• [TASK PROMPT] Every line of the data must be copied exactly.
=-=-=-=-=
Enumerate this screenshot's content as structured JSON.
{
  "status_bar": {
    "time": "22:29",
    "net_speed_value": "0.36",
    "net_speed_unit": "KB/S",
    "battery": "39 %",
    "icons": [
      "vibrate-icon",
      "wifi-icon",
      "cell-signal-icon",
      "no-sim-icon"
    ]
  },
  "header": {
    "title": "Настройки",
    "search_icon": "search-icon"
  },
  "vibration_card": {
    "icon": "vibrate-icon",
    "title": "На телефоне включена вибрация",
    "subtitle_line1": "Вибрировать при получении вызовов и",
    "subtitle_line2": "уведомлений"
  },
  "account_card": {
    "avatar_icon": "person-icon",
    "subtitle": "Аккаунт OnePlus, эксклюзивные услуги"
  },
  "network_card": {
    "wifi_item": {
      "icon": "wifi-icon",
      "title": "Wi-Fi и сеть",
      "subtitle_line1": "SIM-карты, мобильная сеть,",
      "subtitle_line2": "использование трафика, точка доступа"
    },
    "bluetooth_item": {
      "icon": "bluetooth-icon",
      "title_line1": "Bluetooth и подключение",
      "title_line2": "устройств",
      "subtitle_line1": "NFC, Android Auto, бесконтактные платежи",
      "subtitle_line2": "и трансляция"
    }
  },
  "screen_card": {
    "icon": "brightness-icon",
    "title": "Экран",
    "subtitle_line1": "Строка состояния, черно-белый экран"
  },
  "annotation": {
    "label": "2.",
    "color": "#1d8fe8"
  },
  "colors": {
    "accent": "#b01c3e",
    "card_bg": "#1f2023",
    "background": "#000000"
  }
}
=-=-=-=-=
• [TASK SOLUTION]
Enumerate this screenshot's content as structured JSON.
{
  "status_bar": {
    "time": "22:29",
    "net_speed_value": "0.36",
    "net_speed_unit": "KB/S",
    "battery": "39 %",
    "icons": [
      "vibrate-icon",
      "wifi-icon",
      "cell-signal-icon",
      "no-sim-icon"
    ]
  },
  "header": {
    "title": "Настройки",
    "search_icon": "search-icon"
  },
  "vibration_card": {
    "icon": "vibrate-icon",
    "title": "На телефоне включена вибрация",
    "subtitle_line1": "Вибрировать при получении вызовов и",
    "subtitle_line2": "уведомлений"
  },
  "account_card": {
    "avatar_icon": "person-icon",
    "subtitle": "Аккаунт OnePlus, эксклюзивные услуги"
  },
  "network_card": {
    "wifi_item": {
      "icon": "wifi-icon",
      "title": "Wi-Fi и сеть",
      "subtitle_line1": "SIM-карты, мобильная сеть,",
      "subtitle_line2": "использование трафика, точка доступа"
    },
    "bluetooth_item": {
      "icon": "bluetooth-icon",
      "title_line1": "Bluetooth и подключение",
      "title_line2": "устройств",
      "subtitle_line1": "NFC, Android Auto, бесконтактные платежи",
      "subtitle_line2": "и трансляция"
    }
  },
  "screen_card": {
    "icon": "brightness-icon",
    "title": "Экран",
    "subtitle_line1": "Строка состояния, черно-белый экран"
  },
  "annotation": {
    "label": "2.",
    "color": "#1d8fe8"
  },
  "colors": {
    "accent": "#b01c3e",
    "card_bg": "#1f2023",
    "background": "#000000"
  }
}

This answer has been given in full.